Each line containing the word "Solid" must be reported.

[MATERIAL PROVIDED]
+---+
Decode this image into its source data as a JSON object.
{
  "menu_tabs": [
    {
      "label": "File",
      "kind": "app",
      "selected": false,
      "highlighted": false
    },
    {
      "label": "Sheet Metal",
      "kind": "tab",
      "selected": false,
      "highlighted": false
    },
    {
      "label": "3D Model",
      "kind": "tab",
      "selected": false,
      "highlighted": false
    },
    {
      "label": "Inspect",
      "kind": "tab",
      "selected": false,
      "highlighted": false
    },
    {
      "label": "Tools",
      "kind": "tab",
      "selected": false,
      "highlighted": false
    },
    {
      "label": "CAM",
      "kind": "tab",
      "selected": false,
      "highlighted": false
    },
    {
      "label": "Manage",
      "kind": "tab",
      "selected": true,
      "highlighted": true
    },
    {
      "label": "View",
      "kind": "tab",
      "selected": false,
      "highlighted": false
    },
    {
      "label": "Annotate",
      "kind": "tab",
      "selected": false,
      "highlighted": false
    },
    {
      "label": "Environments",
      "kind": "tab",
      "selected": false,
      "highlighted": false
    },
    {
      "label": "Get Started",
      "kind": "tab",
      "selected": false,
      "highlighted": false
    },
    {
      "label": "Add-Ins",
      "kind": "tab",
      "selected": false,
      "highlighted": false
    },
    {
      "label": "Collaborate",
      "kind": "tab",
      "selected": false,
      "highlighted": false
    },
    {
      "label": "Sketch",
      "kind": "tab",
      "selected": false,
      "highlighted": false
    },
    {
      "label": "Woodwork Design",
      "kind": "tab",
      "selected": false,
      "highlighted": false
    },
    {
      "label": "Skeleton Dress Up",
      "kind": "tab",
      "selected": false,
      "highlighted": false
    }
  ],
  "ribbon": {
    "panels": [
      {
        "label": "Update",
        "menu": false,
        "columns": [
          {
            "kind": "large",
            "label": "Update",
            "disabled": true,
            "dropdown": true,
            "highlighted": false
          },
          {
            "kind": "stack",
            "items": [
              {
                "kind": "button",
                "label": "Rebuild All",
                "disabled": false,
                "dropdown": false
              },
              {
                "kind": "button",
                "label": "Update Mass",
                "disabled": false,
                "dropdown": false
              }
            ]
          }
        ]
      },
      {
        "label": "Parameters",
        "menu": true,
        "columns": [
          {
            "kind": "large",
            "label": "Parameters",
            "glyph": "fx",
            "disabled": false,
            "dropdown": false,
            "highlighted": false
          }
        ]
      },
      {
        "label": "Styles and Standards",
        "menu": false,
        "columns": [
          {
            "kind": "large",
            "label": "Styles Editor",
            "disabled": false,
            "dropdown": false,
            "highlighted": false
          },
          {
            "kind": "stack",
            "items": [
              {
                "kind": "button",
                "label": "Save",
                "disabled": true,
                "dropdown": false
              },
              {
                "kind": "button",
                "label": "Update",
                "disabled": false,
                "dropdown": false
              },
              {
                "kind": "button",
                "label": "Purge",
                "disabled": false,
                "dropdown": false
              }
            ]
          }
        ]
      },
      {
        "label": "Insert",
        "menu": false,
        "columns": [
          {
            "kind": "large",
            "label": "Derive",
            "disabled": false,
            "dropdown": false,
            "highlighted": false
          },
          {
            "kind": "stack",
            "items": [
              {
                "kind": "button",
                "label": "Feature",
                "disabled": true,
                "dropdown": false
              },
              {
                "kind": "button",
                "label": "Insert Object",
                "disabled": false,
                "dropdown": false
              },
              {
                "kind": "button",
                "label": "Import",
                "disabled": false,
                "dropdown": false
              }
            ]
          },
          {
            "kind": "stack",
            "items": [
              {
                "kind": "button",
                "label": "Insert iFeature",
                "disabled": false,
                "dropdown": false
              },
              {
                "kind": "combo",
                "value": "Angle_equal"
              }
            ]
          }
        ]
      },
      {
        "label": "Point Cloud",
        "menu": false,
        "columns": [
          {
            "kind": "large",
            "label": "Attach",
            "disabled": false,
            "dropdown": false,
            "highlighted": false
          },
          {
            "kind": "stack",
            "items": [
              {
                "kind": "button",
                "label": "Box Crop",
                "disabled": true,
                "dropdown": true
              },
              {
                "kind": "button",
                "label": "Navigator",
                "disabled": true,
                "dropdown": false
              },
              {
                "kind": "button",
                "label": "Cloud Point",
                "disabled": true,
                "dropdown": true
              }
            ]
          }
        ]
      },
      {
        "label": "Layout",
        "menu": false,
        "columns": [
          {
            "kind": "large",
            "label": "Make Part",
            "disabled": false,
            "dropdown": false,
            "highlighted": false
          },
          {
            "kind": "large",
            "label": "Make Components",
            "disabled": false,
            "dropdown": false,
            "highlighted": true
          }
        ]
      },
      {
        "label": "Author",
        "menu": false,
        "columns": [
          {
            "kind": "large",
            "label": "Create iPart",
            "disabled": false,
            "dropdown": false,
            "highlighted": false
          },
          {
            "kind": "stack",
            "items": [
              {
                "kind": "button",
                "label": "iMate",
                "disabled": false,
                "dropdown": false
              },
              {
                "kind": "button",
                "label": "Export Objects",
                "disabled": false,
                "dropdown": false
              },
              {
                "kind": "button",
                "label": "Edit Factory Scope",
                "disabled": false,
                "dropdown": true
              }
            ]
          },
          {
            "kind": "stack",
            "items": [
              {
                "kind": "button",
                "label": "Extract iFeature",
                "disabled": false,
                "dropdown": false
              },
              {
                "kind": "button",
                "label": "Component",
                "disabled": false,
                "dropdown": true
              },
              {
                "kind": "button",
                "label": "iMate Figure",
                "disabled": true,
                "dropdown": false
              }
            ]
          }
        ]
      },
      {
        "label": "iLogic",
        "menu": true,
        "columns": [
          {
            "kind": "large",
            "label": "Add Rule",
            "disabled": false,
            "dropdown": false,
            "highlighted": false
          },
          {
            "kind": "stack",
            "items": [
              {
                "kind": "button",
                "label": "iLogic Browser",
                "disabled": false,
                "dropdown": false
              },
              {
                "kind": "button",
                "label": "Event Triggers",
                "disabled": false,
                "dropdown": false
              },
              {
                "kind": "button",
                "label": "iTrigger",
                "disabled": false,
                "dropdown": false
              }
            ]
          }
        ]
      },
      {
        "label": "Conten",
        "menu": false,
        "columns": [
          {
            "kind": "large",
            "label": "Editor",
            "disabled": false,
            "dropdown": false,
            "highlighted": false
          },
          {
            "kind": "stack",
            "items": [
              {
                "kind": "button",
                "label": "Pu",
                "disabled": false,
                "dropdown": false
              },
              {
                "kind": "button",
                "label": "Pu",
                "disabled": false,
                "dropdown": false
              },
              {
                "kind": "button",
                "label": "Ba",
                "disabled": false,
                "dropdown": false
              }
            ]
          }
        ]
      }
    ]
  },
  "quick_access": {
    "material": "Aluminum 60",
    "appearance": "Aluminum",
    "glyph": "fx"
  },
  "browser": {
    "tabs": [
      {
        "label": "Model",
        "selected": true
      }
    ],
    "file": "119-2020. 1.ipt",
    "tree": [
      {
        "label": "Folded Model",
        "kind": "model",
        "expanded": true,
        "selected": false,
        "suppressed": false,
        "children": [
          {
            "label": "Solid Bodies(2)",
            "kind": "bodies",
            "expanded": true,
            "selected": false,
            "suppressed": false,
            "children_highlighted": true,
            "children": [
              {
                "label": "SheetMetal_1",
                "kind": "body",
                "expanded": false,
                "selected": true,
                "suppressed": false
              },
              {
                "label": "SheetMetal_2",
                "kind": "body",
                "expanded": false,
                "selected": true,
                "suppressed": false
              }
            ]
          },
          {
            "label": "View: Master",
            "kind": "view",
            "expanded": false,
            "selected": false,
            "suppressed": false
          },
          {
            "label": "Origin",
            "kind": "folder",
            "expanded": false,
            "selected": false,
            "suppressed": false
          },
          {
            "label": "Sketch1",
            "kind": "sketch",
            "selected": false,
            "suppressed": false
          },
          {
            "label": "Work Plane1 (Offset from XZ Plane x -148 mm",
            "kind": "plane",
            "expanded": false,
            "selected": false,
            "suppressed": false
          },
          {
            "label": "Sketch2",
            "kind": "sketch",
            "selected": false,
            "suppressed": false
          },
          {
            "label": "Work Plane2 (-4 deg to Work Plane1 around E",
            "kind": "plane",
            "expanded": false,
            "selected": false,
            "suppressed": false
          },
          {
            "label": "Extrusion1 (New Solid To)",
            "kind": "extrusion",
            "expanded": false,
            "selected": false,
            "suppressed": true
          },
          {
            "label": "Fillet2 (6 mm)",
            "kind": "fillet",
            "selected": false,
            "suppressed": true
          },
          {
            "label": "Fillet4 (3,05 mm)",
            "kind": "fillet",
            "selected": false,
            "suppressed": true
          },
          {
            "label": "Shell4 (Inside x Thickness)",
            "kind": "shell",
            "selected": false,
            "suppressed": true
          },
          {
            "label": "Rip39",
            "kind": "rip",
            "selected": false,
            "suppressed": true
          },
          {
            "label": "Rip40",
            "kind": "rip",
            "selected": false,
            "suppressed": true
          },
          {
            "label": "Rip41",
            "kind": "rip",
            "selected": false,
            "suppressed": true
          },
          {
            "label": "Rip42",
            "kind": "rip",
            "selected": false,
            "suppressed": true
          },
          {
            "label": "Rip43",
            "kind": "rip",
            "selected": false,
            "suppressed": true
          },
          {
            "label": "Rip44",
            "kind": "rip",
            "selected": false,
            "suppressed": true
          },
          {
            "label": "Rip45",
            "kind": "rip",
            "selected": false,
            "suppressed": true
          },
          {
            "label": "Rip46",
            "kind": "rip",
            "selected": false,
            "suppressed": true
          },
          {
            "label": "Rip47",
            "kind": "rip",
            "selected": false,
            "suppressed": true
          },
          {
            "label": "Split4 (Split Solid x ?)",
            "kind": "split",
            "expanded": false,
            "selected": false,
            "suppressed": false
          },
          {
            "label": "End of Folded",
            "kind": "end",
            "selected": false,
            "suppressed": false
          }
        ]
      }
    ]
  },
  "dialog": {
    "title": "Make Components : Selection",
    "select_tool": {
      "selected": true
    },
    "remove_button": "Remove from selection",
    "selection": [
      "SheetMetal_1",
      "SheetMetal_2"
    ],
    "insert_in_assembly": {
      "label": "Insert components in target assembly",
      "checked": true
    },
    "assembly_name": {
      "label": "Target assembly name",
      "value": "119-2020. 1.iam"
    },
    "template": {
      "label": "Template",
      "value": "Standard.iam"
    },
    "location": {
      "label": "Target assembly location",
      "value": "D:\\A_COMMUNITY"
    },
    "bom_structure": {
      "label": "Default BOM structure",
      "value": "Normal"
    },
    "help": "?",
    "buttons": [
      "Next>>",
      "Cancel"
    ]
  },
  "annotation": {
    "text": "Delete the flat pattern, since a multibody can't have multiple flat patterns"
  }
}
+---+
[THE RESULT]
            "label": "Solid Bodies(2)",
            "label": "Extrusion1 (New Solid To)",
            "label": "Split4 (Split Solid x ?)",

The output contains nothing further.